** begin **

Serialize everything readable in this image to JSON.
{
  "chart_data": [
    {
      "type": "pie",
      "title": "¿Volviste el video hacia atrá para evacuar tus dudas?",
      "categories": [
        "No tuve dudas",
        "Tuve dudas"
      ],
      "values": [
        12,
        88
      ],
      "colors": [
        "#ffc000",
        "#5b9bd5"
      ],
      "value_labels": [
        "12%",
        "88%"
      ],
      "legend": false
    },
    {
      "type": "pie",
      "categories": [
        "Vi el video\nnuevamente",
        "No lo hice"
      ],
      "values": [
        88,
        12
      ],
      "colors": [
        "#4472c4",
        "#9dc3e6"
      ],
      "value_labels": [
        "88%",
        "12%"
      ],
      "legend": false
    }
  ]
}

** end **

### WORK TO DO
All lines above containing the string "video" are to be collected.

### RESPONSE
      "title": "¿Volviste el video hacia atrá para evacuar tus dudas?",
        "Vi el video\nnuevamente",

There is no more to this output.